ITEMS:
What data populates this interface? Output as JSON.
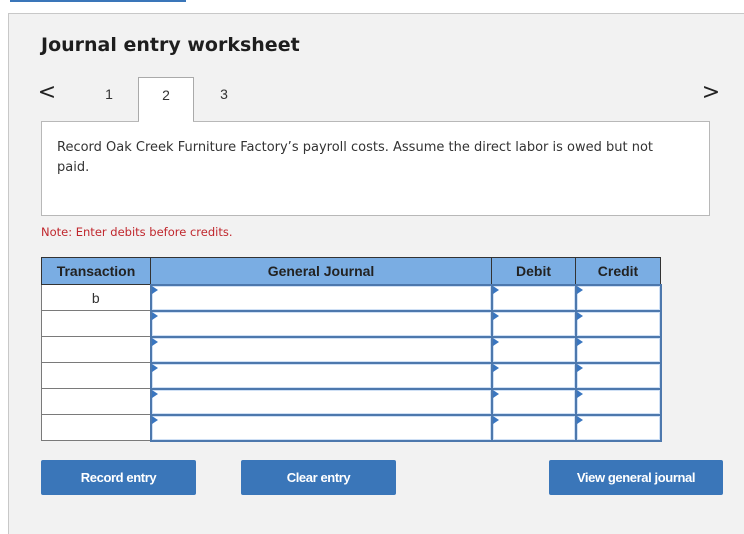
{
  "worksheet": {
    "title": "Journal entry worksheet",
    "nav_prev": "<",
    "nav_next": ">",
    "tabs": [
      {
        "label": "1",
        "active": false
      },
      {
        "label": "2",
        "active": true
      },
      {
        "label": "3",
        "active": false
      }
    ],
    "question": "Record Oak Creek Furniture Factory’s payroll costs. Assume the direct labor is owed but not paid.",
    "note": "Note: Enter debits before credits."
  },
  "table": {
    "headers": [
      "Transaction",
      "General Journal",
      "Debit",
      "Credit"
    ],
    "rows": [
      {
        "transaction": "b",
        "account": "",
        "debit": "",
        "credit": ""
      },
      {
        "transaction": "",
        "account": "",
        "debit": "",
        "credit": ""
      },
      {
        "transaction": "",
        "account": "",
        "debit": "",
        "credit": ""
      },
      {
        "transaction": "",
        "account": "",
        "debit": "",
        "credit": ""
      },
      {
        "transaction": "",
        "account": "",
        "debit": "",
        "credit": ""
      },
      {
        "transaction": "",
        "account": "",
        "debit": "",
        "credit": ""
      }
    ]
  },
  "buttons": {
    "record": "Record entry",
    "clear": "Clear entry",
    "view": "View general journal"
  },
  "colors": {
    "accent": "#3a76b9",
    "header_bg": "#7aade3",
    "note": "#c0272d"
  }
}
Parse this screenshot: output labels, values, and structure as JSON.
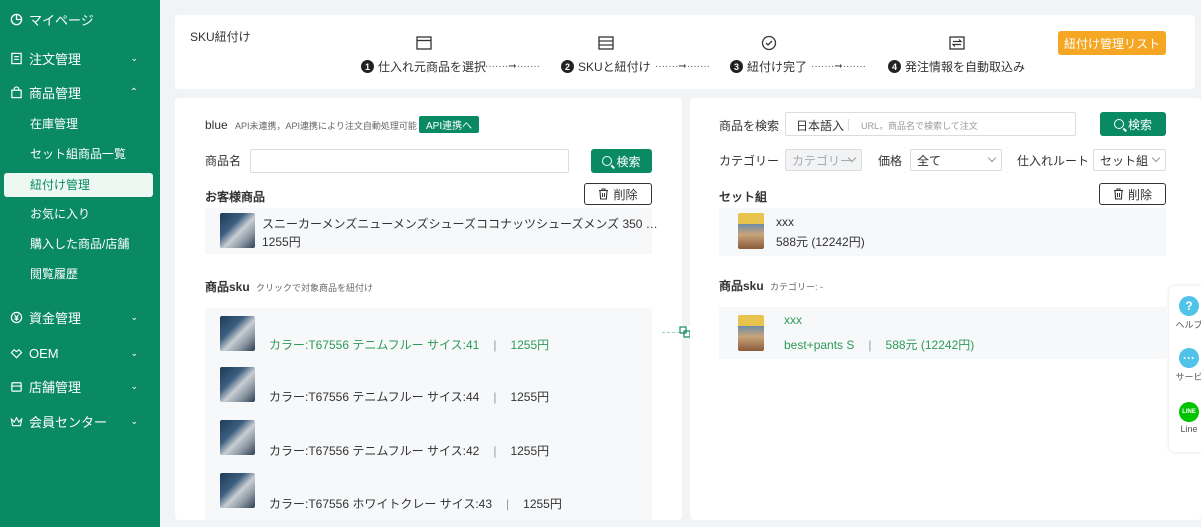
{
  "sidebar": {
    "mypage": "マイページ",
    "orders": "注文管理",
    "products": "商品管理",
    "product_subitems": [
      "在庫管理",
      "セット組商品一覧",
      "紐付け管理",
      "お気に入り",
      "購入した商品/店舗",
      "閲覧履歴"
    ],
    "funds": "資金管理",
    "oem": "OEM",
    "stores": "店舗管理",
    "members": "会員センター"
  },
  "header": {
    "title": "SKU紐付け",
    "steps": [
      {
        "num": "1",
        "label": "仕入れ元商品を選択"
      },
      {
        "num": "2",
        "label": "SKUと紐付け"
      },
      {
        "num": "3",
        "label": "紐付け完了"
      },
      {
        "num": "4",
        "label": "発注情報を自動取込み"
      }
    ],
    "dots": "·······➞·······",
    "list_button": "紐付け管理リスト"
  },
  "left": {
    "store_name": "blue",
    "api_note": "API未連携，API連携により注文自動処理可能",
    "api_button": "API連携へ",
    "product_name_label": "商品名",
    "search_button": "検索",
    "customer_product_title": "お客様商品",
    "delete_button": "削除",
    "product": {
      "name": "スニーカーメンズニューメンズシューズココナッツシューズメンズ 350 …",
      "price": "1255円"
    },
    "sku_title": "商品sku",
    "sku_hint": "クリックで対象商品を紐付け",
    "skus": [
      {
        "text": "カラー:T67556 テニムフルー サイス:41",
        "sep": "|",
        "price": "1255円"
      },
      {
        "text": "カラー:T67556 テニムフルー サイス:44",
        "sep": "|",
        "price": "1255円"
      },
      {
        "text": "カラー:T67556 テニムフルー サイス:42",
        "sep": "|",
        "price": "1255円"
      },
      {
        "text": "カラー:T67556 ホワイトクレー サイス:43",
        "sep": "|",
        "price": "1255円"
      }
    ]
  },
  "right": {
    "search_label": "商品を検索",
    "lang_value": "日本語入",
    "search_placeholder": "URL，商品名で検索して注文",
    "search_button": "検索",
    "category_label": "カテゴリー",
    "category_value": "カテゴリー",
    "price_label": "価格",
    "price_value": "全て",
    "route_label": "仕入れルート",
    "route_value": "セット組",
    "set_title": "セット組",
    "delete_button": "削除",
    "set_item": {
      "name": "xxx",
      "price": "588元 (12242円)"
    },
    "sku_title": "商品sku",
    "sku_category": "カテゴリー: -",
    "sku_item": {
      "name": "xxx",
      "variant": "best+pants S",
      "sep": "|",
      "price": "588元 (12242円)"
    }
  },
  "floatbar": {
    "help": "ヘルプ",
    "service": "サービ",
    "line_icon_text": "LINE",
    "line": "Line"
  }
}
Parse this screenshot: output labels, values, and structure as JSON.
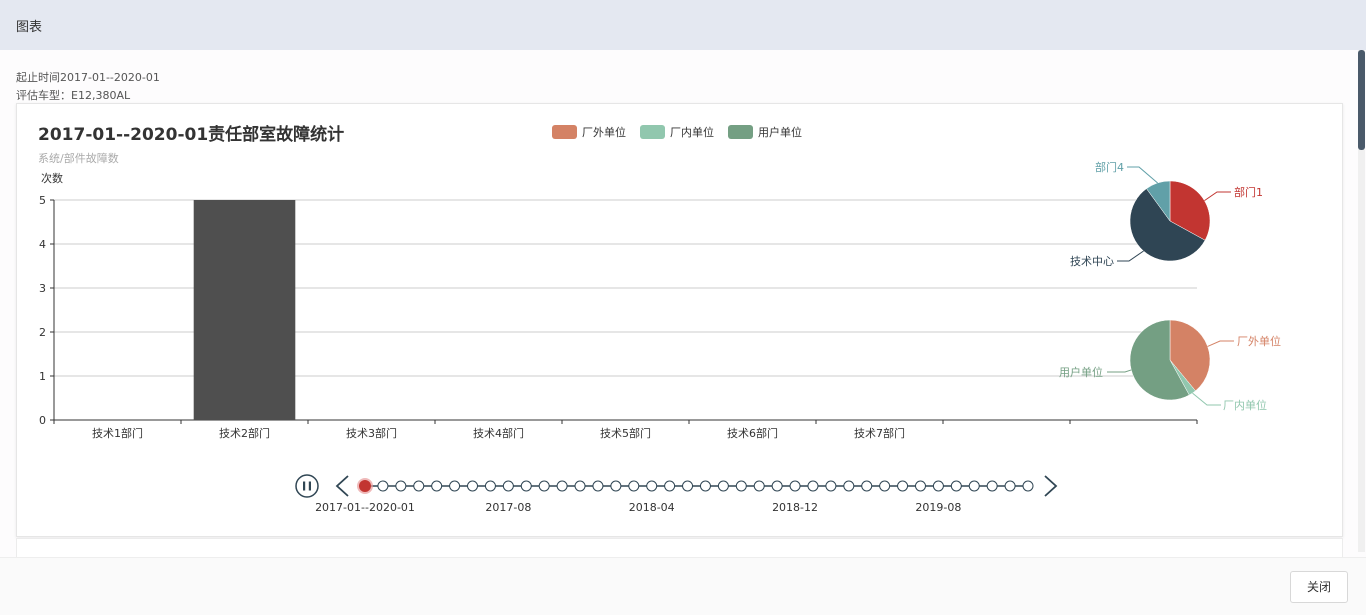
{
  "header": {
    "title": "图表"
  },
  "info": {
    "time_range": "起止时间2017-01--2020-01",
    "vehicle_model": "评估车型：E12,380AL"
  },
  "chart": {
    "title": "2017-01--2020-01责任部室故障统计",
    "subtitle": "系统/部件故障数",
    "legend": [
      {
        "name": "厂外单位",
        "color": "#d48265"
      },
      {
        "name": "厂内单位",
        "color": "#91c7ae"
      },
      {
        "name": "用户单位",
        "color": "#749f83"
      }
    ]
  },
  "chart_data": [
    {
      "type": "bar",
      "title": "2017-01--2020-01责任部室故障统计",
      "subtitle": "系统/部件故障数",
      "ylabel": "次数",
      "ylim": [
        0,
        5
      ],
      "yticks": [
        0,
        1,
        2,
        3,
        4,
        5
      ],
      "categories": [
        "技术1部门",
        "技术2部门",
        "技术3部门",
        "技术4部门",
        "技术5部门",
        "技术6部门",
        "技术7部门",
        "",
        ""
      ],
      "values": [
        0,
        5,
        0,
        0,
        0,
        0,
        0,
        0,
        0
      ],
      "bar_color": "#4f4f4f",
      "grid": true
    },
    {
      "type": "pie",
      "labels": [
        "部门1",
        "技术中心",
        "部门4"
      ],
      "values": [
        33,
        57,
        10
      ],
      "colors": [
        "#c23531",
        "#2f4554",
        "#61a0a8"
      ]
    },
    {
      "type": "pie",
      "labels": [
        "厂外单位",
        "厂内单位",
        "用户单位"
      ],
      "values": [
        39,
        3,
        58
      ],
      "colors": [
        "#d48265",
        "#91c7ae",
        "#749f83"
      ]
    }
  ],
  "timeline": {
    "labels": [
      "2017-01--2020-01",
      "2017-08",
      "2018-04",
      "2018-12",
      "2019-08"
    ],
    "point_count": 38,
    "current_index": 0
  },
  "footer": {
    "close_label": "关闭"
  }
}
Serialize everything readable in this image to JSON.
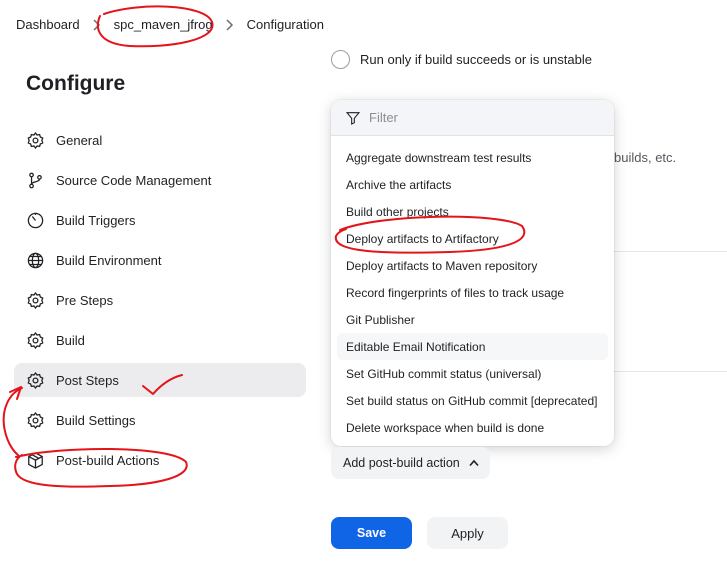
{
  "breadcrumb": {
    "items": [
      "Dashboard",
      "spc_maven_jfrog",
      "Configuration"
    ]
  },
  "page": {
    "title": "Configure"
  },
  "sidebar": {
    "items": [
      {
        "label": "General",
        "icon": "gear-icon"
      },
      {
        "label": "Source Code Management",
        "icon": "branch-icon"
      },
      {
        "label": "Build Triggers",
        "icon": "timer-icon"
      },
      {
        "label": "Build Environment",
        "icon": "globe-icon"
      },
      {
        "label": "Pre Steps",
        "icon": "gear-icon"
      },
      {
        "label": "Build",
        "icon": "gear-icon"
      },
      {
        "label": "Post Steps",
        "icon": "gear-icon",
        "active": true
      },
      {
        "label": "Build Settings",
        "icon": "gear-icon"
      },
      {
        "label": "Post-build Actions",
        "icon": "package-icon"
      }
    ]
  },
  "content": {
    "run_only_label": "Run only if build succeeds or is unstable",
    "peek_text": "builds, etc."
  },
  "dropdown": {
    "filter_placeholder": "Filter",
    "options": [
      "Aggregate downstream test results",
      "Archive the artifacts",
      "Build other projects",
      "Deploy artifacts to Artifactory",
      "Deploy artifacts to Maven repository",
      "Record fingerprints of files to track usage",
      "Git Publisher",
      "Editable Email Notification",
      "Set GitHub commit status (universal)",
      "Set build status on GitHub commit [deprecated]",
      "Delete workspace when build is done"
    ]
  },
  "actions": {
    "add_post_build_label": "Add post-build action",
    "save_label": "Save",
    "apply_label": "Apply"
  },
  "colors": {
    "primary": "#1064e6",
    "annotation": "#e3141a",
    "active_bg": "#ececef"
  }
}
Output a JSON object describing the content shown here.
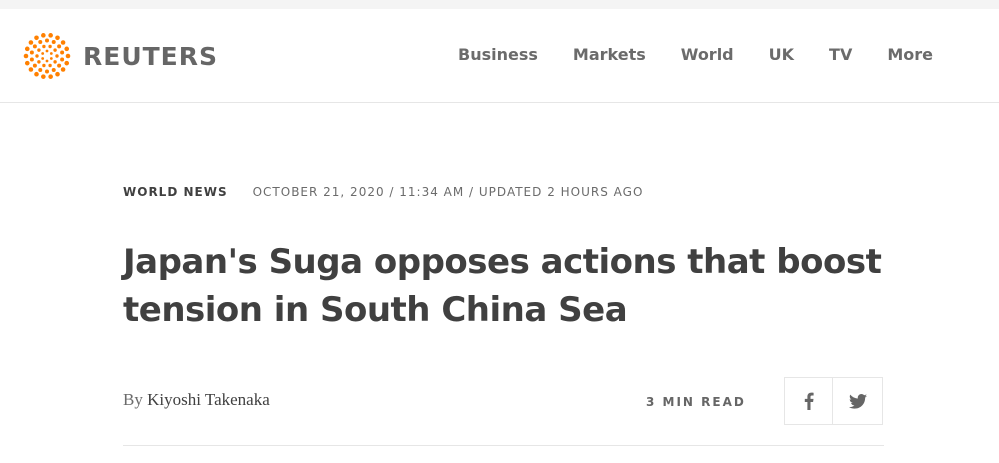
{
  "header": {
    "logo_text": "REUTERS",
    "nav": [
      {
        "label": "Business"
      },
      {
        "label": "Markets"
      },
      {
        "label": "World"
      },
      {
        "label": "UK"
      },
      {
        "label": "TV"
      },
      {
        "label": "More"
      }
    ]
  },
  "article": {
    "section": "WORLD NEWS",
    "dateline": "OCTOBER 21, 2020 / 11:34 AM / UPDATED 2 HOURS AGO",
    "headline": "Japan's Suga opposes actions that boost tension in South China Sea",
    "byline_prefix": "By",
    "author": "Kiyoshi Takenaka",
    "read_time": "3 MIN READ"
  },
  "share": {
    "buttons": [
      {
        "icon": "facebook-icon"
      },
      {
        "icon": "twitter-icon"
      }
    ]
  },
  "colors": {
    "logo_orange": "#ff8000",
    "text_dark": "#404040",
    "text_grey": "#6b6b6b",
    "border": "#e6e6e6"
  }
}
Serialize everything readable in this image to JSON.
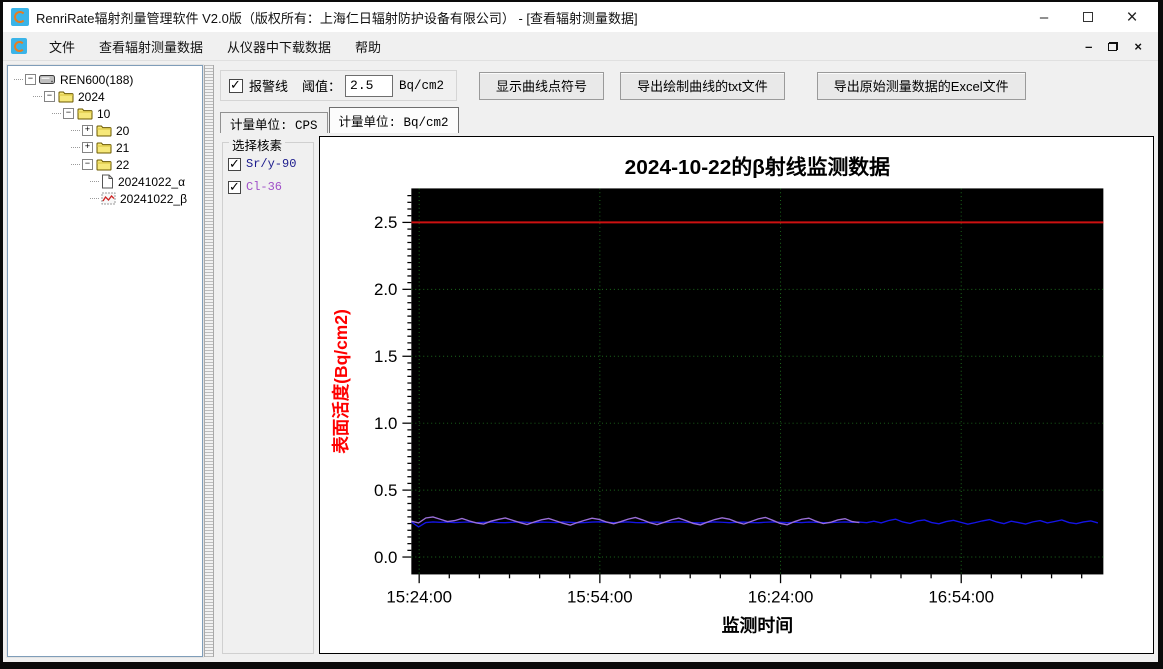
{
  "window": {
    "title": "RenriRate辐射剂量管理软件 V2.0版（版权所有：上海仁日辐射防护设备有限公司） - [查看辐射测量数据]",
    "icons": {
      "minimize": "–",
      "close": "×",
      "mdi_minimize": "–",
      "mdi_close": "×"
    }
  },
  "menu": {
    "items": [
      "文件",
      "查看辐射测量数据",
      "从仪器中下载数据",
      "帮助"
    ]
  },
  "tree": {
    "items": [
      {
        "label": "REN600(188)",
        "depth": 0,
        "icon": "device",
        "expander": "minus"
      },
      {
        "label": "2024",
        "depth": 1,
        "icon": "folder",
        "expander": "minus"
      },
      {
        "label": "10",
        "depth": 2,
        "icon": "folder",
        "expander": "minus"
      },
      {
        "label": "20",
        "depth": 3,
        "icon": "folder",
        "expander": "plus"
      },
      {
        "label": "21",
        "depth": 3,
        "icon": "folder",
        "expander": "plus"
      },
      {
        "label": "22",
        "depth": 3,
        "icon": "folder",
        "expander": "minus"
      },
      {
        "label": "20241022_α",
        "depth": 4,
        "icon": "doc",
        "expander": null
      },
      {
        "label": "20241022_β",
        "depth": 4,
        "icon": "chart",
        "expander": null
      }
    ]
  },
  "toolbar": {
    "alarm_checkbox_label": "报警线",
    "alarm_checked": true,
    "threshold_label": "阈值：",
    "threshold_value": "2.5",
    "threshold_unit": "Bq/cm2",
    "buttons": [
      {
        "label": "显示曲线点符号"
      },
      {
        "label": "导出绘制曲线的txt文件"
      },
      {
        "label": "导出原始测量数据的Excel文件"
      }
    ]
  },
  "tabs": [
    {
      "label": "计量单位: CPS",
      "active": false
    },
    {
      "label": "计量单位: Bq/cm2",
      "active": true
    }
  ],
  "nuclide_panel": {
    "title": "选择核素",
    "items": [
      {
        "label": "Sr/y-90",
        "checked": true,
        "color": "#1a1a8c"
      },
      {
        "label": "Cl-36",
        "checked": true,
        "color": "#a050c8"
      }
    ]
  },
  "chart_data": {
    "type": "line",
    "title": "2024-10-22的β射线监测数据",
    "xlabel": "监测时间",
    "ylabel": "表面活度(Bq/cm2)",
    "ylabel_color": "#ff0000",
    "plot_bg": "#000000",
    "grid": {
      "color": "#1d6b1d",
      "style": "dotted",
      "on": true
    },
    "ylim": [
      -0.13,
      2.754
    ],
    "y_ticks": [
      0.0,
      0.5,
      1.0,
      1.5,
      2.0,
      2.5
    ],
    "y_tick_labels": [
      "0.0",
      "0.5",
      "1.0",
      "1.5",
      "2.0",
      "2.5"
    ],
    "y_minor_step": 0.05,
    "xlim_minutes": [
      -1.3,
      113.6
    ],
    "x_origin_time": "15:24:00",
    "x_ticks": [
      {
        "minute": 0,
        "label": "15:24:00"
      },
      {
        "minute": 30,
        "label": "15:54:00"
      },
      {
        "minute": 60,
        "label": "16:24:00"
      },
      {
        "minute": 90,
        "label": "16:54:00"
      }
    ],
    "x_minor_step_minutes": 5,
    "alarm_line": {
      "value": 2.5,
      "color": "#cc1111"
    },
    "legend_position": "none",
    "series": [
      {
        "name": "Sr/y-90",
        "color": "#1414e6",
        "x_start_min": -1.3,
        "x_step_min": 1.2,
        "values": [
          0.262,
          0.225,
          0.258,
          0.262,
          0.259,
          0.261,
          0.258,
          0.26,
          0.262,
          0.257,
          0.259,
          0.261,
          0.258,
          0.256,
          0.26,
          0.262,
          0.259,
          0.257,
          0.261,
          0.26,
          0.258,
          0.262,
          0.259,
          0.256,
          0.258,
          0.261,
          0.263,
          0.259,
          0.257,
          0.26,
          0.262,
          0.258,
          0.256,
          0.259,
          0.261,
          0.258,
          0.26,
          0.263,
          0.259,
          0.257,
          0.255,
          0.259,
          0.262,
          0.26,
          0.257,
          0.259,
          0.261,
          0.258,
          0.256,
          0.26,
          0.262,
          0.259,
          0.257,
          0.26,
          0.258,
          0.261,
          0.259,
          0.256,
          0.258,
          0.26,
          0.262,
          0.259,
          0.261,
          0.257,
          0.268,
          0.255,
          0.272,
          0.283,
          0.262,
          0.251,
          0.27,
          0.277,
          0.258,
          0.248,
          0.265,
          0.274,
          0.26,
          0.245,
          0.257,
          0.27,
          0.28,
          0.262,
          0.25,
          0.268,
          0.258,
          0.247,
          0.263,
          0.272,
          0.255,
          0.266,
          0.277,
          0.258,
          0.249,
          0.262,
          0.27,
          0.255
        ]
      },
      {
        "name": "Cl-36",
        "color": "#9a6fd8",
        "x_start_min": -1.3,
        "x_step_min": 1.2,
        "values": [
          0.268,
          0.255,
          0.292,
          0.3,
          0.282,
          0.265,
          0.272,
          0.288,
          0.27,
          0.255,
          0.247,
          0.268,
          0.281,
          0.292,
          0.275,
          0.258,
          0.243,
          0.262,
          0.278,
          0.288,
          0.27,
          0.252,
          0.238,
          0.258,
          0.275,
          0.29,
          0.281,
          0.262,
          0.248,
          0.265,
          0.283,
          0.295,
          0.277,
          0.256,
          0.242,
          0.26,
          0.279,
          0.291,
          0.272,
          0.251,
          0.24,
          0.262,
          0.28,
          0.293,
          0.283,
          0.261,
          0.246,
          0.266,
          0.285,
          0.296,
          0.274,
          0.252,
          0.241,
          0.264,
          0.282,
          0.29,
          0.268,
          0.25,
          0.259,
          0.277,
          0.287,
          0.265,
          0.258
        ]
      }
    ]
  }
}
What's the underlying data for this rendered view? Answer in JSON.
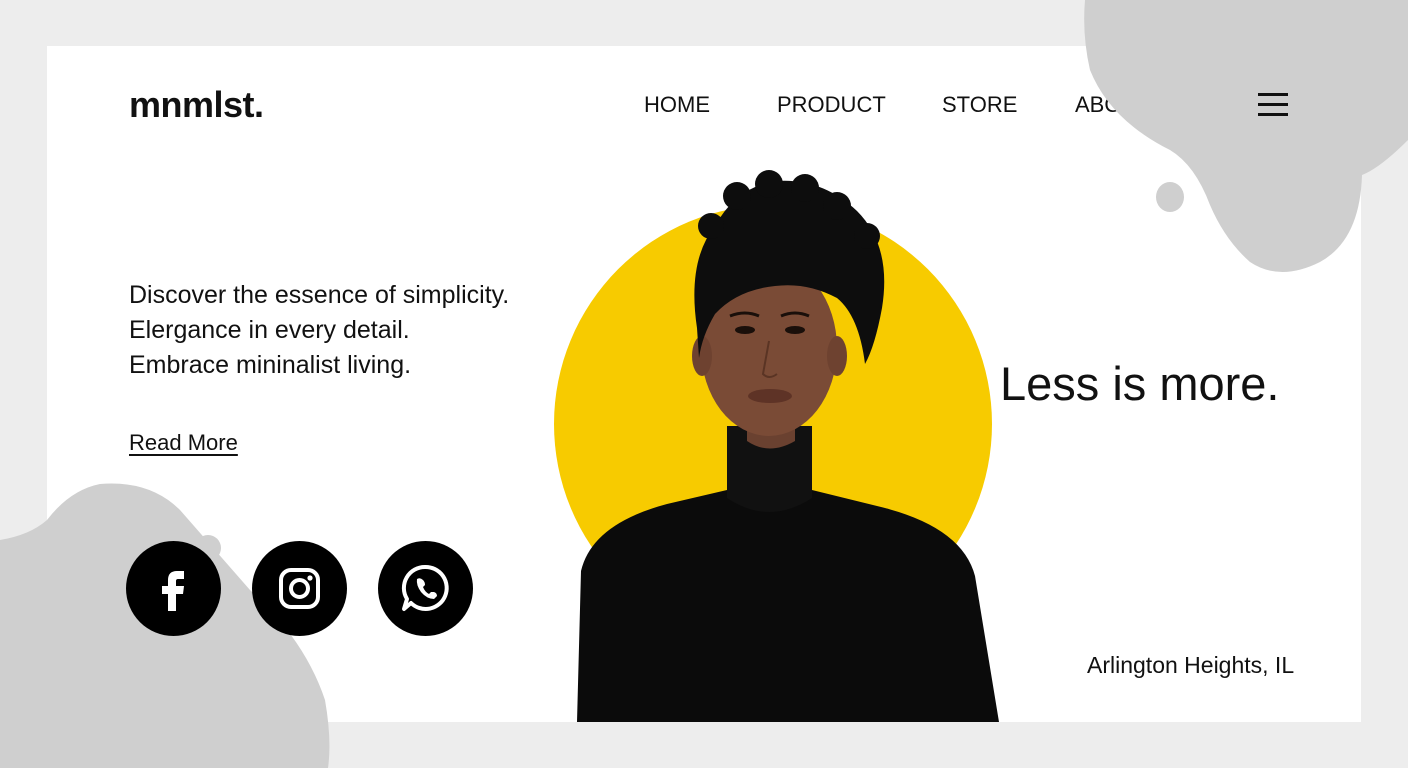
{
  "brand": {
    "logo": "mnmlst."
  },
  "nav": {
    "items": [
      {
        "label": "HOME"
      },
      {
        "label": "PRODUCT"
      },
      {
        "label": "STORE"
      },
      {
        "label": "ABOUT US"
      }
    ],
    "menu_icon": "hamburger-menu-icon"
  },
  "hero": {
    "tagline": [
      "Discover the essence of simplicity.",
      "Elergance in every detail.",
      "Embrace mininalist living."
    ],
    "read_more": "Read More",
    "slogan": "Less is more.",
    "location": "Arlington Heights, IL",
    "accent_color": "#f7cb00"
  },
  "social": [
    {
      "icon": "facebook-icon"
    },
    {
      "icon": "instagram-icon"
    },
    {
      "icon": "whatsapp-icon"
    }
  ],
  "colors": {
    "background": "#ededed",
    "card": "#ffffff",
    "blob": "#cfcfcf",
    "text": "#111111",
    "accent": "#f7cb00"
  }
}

JOB: Please reproduce nothing but the lines from the one containing "What's the underlying" through the closing line of the listing, retyped word for word, pictures excluded.

RESULT OF THIS TASK:
What's the underlying data for this rendered view? Answer in JSON.
{
  "brand": {
    "logo": "mnmlst."
  },
  "nav": {
    "items": [
      {
        "label": "HOME"
      },
      {
        "label": "PRODUCT"
      },
      {
        "label": "STORE"
      },
      {
        "label": "ABOUT US"
      }
    ],
    "menu_icon": "hamburger-menu-icon"
  },
  "hero": {
    "tagline": [
      "Discover the essence of simplicity.",
      "Elergance in every detail.",
      "Embrace mininalist living."
    ],
    "read_more": "Read More",
    "slogan": "Less is more.",
    "location": "Arlington Heights, IL",
    "accent_color": "#f7cb00"
  },
  "social": [
    {
      "icon": "facebook-icon"
    },
    {
      "icon": "instagram-icon"
    },
    {
      "icon": "whatsapp-icon"
    }
  ],
  "colors": {
    "background": "#ededed",
    "card": "#ffffff",
    "blob": "#cfcfcf",
    "text": "#111111",
    "accent": "#f7cb00"
  }
}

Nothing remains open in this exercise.